-- Written exercise --
Find the line containing "Extract all readable text from this page.", then output it and every line after it through the end of the listing below, exactly as written.
** BEGIN Input material **
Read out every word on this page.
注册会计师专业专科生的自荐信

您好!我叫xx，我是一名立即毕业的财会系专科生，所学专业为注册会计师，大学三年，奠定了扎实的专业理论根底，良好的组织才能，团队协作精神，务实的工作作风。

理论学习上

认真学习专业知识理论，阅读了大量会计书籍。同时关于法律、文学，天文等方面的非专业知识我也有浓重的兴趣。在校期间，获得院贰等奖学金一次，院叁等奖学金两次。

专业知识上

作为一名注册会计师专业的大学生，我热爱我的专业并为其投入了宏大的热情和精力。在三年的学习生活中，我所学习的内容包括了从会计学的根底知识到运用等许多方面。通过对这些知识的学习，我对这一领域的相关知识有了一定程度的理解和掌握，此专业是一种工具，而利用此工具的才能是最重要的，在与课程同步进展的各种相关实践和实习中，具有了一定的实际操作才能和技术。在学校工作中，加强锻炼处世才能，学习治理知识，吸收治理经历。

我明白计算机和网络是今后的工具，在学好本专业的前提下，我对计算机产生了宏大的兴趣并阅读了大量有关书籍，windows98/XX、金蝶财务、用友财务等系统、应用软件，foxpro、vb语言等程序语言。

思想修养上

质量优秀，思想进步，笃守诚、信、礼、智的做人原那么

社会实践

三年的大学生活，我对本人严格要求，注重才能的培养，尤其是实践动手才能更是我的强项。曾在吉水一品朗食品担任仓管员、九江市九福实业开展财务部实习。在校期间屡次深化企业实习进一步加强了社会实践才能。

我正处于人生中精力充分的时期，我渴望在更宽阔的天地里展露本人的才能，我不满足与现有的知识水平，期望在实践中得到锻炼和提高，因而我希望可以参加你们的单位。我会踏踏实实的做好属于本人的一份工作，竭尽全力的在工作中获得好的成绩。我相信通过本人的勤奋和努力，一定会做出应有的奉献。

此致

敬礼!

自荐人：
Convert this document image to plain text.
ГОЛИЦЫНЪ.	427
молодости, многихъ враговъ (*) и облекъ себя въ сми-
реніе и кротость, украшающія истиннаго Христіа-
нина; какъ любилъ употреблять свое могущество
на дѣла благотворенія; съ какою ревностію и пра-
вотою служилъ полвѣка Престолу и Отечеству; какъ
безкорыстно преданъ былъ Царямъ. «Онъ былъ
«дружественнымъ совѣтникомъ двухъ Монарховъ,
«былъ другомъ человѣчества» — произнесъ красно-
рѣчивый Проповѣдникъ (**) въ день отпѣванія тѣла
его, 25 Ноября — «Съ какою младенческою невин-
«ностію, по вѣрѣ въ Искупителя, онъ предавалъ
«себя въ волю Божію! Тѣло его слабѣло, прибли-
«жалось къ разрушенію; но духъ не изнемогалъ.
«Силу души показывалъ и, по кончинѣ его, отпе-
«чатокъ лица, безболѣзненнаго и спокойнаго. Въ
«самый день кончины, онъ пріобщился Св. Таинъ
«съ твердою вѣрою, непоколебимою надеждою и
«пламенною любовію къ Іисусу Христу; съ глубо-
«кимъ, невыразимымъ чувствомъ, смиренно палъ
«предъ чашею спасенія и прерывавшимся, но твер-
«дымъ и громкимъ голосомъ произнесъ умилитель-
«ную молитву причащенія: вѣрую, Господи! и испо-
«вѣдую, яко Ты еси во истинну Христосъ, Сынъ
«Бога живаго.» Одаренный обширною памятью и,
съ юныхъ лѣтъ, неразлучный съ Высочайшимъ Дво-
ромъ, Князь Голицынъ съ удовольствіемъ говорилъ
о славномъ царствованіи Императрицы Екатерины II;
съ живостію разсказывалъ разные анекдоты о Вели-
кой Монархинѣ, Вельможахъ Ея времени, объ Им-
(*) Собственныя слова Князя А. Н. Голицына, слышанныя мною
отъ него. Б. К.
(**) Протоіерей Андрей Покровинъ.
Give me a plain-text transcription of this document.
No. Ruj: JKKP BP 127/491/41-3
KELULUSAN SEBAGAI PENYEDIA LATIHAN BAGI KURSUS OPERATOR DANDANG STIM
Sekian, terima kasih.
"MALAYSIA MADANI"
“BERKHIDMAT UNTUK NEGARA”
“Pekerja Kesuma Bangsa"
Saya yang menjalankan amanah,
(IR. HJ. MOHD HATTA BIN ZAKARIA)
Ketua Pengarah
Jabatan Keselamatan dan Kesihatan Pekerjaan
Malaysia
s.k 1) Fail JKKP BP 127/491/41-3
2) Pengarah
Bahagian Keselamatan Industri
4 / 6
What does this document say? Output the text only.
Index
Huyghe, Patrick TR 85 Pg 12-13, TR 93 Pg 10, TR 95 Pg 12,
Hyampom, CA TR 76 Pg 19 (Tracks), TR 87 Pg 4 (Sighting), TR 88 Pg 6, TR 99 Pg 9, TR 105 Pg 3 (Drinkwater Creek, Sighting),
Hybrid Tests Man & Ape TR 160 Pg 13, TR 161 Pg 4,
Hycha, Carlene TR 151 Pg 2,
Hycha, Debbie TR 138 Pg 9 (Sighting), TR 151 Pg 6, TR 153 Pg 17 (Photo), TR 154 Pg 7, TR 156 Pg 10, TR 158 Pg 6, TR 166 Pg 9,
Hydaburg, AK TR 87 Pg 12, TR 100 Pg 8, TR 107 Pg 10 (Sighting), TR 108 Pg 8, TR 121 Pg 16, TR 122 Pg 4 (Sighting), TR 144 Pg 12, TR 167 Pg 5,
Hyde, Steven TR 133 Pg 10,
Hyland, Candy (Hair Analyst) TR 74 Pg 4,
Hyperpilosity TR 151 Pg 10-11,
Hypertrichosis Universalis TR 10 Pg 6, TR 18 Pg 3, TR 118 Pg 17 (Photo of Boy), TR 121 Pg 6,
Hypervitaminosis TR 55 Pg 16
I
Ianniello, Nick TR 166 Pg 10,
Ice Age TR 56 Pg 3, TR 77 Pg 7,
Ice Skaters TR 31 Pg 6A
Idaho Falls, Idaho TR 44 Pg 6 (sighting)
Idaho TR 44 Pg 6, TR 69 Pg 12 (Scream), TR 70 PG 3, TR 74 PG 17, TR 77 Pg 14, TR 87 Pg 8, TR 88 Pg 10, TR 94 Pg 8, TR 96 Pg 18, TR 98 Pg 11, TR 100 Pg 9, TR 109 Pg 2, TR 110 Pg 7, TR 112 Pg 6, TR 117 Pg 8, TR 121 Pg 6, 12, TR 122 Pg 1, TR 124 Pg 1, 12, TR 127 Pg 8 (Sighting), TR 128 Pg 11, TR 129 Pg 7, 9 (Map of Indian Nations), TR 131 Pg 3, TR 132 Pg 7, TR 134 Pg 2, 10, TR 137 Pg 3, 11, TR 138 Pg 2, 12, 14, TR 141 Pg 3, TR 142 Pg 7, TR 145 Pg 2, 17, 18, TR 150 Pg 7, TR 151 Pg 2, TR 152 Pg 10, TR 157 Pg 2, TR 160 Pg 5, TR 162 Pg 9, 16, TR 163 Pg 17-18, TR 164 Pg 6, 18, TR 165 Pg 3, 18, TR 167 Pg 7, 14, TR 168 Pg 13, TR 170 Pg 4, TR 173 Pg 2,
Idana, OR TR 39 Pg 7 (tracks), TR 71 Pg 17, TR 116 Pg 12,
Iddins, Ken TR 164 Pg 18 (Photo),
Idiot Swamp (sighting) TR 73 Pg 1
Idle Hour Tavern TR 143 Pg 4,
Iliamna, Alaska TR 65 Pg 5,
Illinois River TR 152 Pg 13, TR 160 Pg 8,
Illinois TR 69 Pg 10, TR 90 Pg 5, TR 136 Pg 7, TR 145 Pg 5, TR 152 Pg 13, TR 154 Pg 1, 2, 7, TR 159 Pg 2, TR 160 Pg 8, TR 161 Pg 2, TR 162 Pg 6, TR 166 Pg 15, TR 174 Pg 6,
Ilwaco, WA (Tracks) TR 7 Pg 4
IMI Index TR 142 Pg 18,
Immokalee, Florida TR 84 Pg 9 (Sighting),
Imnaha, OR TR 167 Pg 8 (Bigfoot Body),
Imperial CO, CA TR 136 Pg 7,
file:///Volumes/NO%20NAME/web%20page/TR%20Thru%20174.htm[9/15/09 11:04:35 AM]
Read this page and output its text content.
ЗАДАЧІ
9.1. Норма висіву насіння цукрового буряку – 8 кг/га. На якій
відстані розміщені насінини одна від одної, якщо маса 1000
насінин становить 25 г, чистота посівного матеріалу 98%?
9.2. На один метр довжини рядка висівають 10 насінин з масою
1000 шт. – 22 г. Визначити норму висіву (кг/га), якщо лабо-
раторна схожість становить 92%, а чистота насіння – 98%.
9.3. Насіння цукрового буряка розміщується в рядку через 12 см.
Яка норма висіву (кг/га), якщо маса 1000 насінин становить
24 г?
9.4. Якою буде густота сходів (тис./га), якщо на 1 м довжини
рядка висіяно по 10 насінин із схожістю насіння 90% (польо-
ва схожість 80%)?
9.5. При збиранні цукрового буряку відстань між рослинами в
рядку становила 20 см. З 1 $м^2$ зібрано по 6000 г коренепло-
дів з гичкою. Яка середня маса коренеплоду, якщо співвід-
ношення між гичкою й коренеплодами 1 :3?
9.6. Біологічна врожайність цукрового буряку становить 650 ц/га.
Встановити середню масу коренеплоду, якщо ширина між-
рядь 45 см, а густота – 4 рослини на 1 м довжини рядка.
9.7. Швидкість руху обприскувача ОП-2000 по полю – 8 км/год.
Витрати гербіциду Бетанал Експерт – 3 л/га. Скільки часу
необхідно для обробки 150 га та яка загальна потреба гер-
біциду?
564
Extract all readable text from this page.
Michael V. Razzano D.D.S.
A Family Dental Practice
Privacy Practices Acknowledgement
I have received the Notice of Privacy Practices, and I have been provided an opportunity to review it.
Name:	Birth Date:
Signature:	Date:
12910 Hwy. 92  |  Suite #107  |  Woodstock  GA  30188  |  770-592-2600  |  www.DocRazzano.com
** END Input material **
-- Answer --
Extract all readable text from this page.
Michael V. Razzano D.D.S.
A Family Dental Practice
Privacy Practices Acknowledgement
I have received the Notice of Privacy Practices, and I have been provided an opportunity to review it.
Name:	Birth Date:
Signature:	Date:
12910 Hwy. 92  |  Suite #107  |  Woodstock  GA  30188  |  770-592-2600  |  www.DocRazzano.com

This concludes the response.